▶ WHAT TO DO
Here are some records. Copy each one exactly.
--------
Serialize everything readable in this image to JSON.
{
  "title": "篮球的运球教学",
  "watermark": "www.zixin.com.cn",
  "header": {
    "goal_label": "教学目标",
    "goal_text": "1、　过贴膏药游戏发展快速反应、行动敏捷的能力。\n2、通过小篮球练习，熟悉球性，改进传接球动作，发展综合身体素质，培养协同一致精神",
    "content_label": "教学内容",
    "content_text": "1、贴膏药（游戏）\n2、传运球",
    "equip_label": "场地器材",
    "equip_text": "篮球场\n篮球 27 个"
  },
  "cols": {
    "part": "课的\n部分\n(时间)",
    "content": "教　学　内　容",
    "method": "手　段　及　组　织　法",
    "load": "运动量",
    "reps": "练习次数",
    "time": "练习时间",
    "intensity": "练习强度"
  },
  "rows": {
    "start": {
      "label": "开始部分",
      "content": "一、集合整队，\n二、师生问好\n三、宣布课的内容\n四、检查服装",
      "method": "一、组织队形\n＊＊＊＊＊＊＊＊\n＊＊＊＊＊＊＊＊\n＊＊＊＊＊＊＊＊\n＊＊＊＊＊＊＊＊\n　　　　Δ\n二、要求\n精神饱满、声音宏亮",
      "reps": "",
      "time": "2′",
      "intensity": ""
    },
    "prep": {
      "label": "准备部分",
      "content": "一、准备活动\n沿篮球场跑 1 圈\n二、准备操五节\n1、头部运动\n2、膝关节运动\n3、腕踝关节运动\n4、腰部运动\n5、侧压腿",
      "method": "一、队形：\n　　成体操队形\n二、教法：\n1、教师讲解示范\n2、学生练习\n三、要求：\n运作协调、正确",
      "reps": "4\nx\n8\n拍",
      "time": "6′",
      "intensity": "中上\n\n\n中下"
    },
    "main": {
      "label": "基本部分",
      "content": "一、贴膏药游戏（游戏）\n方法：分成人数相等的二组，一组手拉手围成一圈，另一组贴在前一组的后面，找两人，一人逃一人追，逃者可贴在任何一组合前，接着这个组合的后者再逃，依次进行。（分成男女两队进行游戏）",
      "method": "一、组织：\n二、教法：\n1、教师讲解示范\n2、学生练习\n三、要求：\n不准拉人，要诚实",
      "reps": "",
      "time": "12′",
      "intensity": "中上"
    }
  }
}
--------
▶ RESULT OF THE TASK
Serialize everything readable in this image to JSON.
{
  "title": "篮球的运球教学",
  "watermark": "www.zixin.com.cn",
  "header": {
    "goal_label": "教学目标",
    "goal_text": "1、　过贴膏药游戏发展快速反应、行动敏捷的能力。\n2、通过小篮球练习，熟悉球性，改进传接球动作，发展综合身体素质，培养协同一致精神",
    "content_label": "教学内容",
    "content_text": "1、贴膏药（游戏）\n2、传运球",
    "equip_label": "场地器材",
    "equip_text": "篮球场\n篮球 27 个"
  },
  "cols": {
    "part": "课的\n部分\n(时间)",
    "content": "教　学　内　容",
    "method": "手　段　及　组　织　法",
    "load": "运动量",
    "reps": "练习次数",
    "time": "练习时间",
    "intensity": "练习强度"
  },
  "rows": {
    "start": {
      "label": "开始部分",
      "content": "一、集合整队，\n二、师生问好\n三、宣布课的内容\n四、检查服装",
      "method": "一、组织队形\n＊＊＊＊＊＊＊＊\n＊＊＊＊＊＊＊＊\n＊＊＊＊＊＊＊＊\n＊＊＊＊＊＊＊＊\n　　　　Δ\n二、要求\n精神饱满、声音宏亮",
      "reps": "",
      "time": "2′",
      "intensity": ""
    },
    "prep": {
      "label": "准备部分",
      "content": "一、准备活动\n沿篮球场跑 1 圈\n二、准备操五节\n1、头部运动\n2、膝关节运动\n3、腕踝关节运动\n4、腰部运动\n5、侧压腿",
      "method": "一、队形：\n　　成体操队形\n二、教法：\n1、教师讲解示范\n2、学生练习\n三、要求：\n运作协调、正确",
      "reps": "4\nx\n8\n拍",
      "time": "6′",
      "intensity": "中上\n\n\n中下"
    },
    "main": {
      "label": "基本部分",
      "content": "一、贴膏药游戏（游戏）\n方法：分成人数相等的二组，一组手拉手围成一圈，另一组贴在前一组的后面，找两人，一人逃一人追，逃者可贴在任何一组合前，接着这个组合的后者再逃，依次进行。（分成男女两队进行游戏）",
      "method": "一、组织：\n二、教法：\n1、教师讲解示范\n2、学生练习\n三、要求：\n不准拉人，要诚实",
      "reps": "",
      "time": "12′",
      "intensity": "中上"
    }
  }
}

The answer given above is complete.